_WHAT IS REQUIRED_
Check each line of the data below for the word "kristallerle", then extract the ones that have it.

_PROVIDED DATA_
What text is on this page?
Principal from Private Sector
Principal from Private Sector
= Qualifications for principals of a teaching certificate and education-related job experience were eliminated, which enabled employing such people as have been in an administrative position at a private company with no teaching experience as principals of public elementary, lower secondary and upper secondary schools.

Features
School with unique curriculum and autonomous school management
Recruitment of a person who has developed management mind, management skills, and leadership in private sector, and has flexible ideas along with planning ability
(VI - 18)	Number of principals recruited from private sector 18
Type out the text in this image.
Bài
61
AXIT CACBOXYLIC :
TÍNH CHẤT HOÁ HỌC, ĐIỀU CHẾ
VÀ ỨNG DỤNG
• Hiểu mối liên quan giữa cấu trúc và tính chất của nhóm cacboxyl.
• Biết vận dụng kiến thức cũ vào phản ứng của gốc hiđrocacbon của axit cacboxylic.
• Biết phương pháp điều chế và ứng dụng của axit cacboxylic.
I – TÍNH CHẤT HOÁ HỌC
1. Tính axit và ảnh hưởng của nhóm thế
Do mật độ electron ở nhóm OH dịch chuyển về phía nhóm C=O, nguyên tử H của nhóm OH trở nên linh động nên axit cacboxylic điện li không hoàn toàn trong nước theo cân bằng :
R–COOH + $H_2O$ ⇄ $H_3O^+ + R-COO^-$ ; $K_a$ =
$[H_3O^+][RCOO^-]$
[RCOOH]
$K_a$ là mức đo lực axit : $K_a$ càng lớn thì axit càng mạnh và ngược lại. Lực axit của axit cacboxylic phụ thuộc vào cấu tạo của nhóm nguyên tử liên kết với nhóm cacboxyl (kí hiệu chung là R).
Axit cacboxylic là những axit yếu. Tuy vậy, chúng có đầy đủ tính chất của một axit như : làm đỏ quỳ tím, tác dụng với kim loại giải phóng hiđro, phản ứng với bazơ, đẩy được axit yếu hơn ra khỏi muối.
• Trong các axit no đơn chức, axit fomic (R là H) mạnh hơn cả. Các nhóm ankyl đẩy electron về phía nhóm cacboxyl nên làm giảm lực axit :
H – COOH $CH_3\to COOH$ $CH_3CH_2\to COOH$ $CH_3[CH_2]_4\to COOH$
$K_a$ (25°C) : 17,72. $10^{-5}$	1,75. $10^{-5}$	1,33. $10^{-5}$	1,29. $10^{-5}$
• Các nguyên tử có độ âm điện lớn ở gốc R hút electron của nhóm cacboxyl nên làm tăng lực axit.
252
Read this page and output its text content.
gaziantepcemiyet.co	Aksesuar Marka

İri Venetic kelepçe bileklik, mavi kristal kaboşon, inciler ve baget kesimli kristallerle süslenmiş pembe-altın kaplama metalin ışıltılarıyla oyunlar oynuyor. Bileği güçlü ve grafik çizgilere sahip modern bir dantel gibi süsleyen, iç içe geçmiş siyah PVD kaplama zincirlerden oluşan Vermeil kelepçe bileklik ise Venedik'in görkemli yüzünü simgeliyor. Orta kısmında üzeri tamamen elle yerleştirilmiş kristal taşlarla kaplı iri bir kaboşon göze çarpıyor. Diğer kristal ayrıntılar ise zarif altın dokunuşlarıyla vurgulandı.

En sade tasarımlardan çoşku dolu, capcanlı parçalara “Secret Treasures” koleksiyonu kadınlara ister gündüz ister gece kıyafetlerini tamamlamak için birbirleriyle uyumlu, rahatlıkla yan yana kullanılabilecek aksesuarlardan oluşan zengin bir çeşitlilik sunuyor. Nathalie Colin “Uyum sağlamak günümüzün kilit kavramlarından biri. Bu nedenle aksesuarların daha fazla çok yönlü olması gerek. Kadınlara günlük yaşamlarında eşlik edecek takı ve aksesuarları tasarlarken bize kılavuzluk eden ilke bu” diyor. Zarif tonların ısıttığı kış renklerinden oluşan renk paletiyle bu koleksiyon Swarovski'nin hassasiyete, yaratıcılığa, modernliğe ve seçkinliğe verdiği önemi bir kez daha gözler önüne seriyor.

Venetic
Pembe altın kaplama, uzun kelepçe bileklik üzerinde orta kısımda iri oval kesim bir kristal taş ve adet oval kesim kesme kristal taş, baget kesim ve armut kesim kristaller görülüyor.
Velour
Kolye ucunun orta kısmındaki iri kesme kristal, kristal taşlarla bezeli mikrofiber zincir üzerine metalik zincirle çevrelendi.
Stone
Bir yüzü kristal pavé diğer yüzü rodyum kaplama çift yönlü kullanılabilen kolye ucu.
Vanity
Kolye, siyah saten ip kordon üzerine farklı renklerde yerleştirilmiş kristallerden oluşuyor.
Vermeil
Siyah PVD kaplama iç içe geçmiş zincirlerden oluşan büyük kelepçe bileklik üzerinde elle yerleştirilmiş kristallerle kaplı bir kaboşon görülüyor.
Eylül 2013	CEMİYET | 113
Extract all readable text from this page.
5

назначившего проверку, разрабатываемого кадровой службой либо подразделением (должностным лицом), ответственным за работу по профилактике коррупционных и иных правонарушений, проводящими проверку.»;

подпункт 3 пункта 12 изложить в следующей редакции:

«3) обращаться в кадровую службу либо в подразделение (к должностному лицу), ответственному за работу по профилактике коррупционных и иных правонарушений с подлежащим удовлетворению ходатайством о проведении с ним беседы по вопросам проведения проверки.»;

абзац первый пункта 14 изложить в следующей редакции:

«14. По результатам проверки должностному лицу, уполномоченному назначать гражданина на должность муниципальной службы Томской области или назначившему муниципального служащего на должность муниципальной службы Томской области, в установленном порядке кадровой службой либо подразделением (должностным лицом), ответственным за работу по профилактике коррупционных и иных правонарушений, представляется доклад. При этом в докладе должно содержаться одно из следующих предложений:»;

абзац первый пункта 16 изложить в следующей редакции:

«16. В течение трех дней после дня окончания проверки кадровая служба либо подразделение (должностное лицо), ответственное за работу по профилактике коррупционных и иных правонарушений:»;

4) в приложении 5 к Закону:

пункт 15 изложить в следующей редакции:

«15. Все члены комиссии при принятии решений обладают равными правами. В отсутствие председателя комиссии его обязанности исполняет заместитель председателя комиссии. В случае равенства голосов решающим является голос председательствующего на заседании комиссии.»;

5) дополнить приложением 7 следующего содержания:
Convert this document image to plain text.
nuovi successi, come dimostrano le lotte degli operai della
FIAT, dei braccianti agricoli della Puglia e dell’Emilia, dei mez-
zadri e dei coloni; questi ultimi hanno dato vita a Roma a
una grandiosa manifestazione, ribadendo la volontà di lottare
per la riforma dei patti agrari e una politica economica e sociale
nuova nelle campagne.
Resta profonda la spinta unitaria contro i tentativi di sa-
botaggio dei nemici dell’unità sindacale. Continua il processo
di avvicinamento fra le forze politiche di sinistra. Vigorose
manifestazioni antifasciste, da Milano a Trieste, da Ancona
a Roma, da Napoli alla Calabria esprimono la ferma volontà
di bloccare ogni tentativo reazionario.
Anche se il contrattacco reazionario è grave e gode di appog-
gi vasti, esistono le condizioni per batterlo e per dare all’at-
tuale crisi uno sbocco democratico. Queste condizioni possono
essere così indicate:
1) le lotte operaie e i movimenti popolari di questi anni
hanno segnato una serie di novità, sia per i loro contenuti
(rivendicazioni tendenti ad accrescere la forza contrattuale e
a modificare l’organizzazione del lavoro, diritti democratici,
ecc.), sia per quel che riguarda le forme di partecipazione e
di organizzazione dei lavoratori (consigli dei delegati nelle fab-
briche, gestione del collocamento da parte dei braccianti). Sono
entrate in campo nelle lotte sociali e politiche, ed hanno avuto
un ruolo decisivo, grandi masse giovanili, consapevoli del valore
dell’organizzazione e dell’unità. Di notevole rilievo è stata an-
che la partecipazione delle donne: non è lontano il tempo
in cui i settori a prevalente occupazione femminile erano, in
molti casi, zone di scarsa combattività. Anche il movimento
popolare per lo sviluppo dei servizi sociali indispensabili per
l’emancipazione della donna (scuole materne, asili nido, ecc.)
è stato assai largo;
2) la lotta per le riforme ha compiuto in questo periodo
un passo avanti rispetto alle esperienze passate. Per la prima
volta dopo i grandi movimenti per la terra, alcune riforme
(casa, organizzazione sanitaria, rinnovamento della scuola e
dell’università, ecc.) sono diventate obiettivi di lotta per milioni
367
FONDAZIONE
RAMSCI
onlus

_OUTPUT FOR THIS TASK_
İri Venetic kelepçe bileklik, mavi kristal kaboşon, inciler ve baget kesimli kristallerle süslenmiş pembe-altın kaplama metalin ışıltılarıyla oyunlar oynuyor. Bileği güçlü ve grafik çizgilere sahip modern bir dantel gibi süsleyen, iç içe geçmiş siyah PVD kaplama zincirlerden oluşan Vermeil kelepçe bileklik ise Venedik'in görkemli yüzünü simgeliyor. Orta kısmında üzeri tamamen elle yerleştirilmiş kristal taşlarla kaplı iri bir kaboşon göze çarpıyor. Diğer kristal ayrıntılar ise zarif altın dokunuşlarıyla vurgulandı.
Siyah PVD kaplama iç içe geçmiş zincirlerden oluşan büyük kelepçe bileklik üzerinde elle yerleştirilmiş kristallerle kaplı bir kaboşon görülüyor.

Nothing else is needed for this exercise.